--- Directions for this task ---
From the listing below, extract every line in which the word "ffffff" appears.

--- Data listing ---
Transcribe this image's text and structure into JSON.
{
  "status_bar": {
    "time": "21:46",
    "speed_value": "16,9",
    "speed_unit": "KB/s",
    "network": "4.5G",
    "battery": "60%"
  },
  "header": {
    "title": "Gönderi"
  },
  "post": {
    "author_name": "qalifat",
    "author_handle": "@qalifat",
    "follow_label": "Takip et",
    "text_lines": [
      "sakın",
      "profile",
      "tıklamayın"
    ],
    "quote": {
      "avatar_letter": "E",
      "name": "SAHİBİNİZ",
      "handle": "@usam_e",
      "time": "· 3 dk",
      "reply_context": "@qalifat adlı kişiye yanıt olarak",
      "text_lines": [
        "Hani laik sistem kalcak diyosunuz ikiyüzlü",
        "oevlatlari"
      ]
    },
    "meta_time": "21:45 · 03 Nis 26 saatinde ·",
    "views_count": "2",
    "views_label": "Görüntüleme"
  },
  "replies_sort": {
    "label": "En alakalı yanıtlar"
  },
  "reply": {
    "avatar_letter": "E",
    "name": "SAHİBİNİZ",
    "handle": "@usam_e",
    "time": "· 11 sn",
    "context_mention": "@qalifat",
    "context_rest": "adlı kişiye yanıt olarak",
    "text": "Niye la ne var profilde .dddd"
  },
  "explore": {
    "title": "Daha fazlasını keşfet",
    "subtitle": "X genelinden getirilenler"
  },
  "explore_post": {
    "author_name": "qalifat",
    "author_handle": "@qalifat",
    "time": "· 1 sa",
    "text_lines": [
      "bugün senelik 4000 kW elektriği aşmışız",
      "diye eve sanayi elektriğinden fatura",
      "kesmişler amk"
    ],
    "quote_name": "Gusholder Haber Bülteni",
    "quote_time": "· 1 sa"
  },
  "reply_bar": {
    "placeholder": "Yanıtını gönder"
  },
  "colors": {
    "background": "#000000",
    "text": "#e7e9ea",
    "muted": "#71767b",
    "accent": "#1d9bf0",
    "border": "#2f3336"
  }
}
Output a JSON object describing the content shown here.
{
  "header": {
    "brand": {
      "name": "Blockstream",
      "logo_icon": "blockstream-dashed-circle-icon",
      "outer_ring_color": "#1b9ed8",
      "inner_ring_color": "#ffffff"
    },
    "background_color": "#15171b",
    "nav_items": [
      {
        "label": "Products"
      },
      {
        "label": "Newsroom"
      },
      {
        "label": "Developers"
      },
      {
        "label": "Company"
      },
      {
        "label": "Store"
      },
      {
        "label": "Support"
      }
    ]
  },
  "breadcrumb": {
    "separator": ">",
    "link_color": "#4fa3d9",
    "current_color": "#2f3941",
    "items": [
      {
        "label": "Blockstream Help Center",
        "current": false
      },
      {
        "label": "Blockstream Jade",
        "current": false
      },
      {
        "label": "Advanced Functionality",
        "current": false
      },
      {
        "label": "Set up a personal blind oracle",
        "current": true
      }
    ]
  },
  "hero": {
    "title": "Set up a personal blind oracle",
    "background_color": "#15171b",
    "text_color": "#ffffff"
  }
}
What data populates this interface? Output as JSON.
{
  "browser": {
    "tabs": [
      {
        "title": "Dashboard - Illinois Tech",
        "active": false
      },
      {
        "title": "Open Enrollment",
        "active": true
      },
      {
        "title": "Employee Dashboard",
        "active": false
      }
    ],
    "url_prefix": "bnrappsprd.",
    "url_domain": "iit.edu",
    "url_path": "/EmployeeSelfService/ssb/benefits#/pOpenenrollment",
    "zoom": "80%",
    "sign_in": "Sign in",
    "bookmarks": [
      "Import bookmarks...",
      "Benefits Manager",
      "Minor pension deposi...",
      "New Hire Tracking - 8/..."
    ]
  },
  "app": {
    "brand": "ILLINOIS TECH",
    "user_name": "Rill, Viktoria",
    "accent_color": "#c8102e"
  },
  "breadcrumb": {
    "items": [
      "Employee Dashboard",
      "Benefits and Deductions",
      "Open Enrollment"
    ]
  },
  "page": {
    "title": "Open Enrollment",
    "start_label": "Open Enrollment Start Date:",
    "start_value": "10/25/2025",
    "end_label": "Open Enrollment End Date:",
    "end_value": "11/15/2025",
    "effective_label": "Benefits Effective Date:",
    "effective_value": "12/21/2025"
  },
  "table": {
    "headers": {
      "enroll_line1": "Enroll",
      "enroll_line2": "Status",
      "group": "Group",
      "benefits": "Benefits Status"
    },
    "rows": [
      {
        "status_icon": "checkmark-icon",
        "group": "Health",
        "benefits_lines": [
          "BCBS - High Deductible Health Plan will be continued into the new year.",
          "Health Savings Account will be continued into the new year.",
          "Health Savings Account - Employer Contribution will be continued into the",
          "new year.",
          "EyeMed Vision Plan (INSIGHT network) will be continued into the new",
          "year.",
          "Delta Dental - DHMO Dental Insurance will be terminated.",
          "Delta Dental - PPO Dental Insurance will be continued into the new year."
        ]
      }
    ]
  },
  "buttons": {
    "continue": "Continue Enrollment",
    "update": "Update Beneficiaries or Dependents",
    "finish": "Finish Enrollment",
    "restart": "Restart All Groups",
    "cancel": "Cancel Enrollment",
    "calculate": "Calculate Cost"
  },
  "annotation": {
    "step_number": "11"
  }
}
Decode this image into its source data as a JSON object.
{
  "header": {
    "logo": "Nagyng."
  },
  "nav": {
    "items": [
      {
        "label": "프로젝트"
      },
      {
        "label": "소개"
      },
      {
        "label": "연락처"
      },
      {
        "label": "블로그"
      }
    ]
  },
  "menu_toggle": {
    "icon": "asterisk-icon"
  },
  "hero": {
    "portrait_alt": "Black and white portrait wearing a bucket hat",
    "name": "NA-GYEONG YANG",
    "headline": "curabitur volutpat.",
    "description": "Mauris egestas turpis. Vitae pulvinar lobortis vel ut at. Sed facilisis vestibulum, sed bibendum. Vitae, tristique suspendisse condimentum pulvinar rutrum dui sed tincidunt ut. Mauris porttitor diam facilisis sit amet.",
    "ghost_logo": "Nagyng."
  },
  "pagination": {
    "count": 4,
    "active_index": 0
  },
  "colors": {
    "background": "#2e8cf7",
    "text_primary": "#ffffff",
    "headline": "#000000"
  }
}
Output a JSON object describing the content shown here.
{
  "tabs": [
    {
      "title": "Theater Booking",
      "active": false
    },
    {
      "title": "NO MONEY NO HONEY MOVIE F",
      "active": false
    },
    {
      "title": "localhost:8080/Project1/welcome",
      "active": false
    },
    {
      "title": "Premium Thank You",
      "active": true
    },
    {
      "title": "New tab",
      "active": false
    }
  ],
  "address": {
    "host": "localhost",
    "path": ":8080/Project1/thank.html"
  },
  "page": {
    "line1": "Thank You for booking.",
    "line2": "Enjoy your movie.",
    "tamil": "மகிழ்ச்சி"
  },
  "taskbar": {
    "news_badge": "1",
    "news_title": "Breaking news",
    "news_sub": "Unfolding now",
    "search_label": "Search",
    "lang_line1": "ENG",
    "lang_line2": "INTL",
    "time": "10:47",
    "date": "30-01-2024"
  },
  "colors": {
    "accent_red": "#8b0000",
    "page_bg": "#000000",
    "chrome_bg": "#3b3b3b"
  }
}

--- Exercise output ---
      "inner_ring_color": "#ffffff"
    "text_color": "#ffffff"
    "text_primary": "#ffffff",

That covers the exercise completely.